• Stored records
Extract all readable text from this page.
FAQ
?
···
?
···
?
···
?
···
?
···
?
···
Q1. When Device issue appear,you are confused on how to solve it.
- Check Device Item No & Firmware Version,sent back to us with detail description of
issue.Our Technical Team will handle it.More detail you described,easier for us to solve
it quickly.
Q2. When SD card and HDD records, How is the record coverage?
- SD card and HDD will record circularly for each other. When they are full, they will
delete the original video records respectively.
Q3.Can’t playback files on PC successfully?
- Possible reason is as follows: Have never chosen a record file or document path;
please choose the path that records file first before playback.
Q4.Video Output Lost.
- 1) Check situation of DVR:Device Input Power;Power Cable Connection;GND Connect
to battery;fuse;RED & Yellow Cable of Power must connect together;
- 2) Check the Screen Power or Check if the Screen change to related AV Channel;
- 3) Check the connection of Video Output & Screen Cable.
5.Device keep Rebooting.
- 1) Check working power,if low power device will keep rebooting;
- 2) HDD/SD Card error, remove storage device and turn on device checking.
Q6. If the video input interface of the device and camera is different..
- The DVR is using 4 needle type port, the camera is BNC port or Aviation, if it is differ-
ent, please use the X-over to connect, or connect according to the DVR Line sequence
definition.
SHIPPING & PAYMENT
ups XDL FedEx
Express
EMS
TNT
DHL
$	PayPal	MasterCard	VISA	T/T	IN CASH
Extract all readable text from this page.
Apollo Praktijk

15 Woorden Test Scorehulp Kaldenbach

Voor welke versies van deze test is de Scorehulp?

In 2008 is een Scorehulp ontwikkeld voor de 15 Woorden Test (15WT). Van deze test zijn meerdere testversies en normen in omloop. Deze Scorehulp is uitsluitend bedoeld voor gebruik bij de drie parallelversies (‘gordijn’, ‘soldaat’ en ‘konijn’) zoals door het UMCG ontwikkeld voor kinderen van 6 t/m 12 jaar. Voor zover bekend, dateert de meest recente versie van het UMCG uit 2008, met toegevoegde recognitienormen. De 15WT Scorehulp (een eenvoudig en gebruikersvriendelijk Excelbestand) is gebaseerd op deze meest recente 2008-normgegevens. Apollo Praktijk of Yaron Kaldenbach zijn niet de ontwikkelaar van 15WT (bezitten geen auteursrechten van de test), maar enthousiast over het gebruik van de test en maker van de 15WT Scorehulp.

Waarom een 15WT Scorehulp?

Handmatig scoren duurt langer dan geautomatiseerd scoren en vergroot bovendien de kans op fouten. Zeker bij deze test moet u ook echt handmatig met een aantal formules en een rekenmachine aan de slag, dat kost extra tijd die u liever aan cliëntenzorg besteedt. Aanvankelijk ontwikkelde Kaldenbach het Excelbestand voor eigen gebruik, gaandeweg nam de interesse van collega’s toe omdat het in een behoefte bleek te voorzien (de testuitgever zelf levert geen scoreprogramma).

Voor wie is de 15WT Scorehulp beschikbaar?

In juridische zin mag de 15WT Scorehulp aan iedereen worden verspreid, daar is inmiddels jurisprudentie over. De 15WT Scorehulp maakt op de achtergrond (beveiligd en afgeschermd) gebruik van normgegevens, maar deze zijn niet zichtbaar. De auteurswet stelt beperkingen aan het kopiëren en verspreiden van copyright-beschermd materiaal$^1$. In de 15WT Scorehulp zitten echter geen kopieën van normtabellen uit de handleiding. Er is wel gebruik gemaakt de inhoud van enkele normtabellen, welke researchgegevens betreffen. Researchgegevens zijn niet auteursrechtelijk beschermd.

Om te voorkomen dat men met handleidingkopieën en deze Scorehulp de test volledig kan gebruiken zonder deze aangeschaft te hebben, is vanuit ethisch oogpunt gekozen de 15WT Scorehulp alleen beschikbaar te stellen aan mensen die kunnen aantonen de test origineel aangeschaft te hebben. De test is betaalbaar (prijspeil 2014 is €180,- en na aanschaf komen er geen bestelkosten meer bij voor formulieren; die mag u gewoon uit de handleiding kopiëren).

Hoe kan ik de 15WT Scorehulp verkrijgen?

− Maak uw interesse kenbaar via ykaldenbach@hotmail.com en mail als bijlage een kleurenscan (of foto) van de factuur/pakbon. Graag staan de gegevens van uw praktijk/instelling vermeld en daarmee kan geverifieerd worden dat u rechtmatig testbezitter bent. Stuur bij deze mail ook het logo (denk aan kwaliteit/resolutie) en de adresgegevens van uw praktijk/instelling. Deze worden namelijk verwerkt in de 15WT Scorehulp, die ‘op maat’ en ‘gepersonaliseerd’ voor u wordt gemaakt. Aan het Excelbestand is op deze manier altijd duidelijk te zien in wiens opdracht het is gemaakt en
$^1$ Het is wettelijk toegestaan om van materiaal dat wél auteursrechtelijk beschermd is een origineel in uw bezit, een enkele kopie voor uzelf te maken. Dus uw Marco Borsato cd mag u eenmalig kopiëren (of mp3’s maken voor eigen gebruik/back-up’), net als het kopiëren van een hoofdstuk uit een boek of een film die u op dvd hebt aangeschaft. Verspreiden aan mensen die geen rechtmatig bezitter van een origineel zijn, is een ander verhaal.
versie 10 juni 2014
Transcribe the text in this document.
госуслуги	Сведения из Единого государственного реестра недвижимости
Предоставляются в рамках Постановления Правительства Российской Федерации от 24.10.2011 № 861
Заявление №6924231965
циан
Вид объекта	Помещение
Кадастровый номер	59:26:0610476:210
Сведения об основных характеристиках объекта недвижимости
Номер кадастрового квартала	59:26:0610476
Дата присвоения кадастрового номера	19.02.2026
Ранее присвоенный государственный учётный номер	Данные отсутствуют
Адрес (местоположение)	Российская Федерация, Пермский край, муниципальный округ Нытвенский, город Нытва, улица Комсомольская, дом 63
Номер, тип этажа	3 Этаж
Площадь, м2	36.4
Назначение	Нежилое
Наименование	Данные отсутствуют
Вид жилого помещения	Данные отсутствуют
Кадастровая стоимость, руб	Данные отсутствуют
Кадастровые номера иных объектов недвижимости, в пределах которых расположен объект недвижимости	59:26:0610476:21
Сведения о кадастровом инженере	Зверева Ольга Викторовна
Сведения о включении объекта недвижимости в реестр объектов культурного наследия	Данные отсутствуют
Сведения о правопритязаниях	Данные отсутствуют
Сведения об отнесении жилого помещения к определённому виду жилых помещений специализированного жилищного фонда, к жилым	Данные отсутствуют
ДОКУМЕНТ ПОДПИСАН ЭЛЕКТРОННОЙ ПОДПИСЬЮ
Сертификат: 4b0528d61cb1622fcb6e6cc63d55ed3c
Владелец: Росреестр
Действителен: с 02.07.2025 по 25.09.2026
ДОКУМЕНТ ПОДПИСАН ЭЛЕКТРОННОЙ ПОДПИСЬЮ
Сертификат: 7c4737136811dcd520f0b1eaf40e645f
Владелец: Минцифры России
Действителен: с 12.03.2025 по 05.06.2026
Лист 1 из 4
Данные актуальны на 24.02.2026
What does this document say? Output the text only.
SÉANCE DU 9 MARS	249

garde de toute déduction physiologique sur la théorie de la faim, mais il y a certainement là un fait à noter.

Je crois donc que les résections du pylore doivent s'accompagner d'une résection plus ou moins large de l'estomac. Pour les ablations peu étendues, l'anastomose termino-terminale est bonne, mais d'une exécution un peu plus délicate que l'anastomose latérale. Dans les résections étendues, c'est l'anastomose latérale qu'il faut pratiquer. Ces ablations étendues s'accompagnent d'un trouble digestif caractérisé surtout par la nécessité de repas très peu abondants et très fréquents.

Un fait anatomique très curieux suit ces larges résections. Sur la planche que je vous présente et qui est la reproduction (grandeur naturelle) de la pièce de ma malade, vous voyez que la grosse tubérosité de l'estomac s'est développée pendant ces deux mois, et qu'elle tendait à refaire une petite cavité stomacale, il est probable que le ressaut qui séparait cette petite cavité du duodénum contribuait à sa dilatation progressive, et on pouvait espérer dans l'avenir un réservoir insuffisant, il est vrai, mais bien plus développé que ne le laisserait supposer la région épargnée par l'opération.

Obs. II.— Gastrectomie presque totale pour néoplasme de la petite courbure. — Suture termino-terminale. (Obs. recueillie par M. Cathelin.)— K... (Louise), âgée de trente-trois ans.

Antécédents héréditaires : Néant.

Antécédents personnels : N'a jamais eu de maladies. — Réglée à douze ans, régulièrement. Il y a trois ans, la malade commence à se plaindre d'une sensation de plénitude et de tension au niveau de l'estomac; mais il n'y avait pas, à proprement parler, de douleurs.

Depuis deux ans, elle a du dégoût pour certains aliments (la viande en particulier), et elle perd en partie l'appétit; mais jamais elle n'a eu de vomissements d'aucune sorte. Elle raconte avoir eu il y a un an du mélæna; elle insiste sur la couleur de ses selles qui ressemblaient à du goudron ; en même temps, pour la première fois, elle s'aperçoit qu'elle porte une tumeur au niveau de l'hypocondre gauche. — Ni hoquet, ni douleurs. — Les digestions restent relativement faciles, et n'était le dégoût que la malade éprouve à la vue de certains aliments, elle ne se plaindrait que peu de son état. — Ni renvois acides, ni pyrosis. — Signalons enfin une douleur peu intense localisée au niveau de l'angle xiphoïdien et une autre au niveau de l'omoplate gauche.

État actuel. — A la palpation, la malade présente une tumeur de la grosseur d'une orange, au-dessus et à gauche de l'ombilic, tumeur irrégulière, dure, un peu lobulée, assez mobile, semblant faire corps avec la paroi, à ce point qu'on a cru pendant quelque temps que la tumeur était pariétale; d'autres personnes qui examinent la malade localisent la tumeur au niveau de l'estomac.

• Exercise brief
Scan the lines above for "text", then copy every one that has it.

• The answer
Extract all readable text from this page.
Extract all readable text from this page.
Transcribe the text in this document.
What does this document say? Output the text only.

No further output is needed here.